> Task to carry out: Where a line holds the word "amet", copy that line.

> Information provided:

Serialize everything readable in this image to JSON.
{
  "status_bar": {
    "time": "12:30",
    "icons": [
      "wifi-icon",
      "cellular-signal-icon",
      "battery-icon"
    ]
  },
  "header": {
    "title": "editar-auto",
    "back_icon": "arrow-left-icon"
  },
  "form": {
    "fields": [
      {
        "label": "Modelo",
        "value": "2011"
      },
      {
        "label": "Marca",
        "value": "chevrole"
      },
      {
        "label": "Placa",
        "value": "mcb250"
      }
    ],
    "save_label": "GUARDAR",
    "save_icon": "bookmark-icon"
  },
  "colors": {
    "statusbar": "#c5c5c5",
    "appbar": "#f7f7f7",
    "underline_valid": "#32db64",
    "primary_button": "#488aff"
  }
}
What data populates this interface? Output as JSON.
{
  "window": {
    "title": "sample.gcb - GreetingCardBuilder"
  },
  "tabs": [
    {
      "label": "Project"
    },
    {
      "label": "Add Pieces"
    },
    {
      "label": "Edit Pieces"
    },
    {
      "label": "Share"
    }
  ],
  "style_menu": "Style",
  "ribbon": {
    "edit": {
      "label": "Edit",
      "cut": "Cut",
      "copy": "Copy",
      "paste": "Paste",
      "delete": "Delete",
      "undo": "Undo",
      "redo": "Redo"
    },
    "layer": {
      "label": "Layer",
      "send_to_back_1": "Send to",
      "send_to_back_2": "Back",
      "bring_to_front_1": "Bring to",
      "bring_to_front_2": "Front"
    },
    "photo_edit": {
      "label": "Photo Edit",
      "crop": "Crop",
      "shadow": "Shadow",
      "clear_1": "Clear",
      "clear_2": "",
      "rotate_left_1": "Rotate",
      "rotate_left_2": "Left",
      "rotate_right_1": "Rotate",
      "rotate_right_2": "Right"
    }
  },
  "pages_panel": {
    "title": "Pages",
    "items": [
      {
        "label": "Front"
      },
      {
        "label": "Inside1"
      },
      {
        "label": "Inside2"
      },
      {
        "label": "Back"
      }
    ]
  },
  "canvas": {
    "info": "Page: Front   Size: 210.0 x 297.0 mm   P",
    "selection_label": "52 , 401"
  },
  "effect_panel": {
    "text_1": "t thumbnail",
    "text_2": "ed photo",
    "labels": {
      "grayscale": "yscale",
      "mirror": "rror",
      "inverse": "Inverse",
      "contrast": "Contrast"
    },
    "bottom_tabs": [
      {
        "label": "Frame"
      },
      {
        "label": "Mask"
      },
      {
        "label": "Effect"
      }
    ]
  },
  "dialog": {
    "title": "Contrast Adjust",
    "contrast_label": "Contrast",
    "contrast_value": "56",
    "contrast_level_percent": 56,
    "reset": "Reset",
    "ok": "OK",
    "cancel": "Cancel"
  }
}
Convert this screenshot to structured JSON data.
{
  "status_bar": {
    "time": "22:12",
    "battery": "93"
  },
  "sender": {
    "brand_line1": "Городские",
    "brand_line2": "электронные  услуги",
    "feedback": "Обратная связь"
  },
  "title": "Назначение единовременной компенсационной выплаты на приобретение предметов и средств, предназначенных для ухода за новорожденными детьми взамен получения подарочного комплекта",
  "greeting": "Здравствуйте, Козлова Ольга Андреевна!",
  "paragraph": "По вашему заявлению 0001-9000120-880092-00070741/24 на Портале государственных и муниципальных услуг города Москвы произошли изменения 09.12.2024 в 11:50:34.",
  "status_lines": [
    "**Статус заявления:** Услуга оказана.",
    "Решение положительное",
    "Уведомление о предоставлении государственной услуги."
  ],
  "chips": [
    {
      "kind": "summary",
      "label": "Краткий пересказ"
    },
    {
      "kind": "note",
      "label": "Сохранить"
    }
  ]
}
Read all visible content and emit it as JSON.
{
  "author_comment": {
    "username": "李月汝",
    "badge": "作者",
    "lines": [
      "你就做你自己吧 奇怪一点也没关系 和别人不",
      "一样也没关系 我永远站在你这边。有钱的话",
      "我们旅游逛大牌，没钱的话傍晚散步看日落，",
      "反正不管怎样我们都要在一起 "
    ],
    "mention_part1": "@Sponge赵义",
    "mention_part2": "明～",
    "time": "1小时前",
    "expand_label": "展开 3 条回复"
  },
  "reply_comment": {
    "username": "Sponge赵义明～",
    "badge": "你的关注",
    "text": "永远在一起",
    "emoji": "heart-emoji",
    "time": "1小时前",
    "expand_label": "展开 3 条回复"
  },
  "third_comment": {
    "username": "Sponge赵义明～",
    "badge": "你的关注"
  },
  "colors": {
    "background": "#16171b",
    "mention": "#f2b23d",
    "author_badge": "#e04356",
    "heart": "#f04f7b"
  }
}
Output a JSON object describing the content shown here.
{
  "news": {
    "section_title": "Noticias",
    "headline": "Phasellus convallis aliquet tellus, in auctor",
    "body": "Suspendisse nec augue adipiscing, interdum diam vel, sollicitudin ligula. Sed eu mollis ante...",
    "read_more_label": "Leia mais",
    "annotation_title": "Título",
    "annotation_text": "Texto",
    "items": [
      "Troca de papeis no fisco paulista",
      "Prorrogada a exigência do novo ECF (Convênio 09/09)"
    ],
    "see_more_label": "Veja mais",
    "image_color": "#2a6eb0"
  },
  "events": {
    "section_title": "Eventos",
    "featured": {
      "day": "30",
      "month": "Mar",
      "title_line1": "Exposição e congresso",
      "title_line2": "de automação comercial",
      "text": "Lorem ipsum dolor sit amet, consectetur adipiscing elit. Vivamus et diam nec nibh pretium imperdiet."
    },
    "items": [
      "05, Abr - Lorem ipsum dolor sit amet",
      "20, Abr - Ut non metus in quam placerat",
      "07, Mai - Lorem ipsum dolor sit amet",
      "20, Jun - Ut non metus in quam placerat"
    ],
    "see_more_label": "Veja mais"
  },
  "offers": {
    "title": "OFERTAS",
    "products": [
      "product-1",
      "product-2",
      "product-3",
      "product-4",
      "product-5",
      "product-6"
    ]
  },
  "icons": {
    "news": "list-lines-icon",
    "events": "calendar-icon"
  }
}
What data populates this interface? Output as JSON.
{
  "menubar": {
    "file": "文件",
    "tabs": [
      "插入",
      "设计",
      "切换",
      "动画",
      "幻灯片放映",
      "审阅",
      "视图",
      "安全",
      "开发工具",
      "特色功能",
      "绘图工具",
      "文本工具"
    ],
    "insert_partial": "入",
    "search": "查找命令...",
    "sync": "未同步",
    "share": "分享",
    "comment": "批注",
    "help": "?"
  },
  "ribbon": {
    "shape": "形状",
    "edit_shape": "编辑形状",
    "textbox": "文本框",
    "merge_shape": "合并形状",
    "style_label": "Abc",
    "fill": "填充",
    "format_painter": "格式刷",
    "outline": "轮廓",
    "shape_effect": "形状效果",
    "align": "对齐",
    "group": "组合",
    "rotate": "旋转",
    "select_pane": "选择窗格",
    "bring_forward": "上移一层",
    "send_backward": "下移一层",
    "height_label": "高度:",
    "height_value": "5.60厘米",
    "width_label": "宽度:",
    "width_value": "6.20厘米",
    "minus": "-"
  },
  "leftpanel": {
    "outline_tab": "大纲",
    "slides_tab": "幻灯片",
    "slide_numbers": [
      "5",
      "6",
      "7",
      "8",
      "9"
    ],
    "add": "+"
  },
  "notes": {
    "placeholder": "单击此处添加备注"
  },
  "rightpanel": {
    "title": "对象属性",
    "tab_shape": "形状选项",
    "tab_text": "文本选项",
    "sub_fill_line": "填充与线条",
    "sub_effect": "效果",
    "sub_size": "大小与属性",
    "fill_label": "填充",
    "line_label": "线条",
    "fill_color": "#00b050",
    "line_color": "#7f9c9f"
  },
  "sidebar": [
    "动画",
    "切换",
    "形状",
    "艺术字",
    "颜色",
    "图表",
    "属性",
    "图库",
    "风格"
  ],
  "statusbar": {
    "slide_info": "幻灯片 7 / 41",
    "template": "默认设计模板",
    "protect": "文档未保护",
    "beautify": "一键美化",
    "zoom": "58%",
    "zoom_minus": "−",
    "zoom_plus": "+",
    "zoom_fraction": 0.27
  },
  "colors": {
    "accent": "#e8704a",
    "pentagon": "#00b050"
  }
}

> Written solution:
      "text": "Lorem ipsum dolor sit amet, consectetur adipiscing elit. Vivamus et diam nec nibh pretium imperdiet."
      "05, Abr - Lorem ipsum dolor sit amet",
      "07, Mai - Lorem ipsum dolor sit amet",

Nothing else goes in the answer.